*Description of the task*: Reproduce the data below in full and exclude every picture.

-- Start Records supplied --

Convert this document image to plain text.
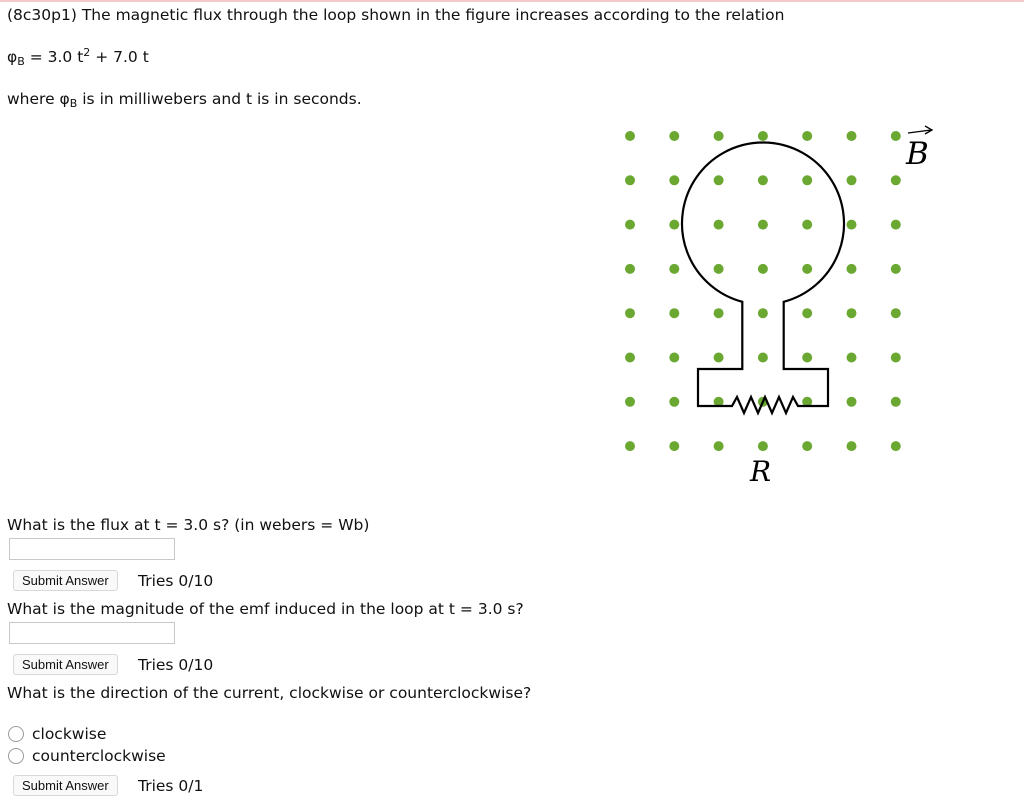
(8c30p1) The magnetic flux through the loop shown in the figure increases according to the relation
φB = 3.0 $t^2 + 7.0$ t
where φB is in milliwebers and t is in seconds.
B
R
What is the flux at t = 3.0 s? (in webers = Wb)
Submit Answer	Tries 0/10
What is the magnitude of the emf induced in the loop at t = 3.0 s?
Submit Answer	Tries 0/10
What is the direction of the current, clockwise or counterclockwise?
clockwise
counterclockwise
Submit Answer	Tries 0/1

-- End Records supplied --

*Complete response*:
Convert this document image to plain text.
(8c30p1) The magnetic flux through the loop shown in the figure increases according to the relation
φB = 3.0 $t^2 + 7.0$ t
where φB is in milliwebers and t is in seconds.
B
R
What is the flux at t = 3.0 s? (in webers = Wb)
Submit Answer	Tries 0/10
What is the magnitude of the emf induced in the loop at t = 3.0 s?
Submit Answer	Tries 0/10
What is the direction of the current, clockwise or counterclockwise?
clockwise
counterclockwise
Submit Answer	Tries 0/1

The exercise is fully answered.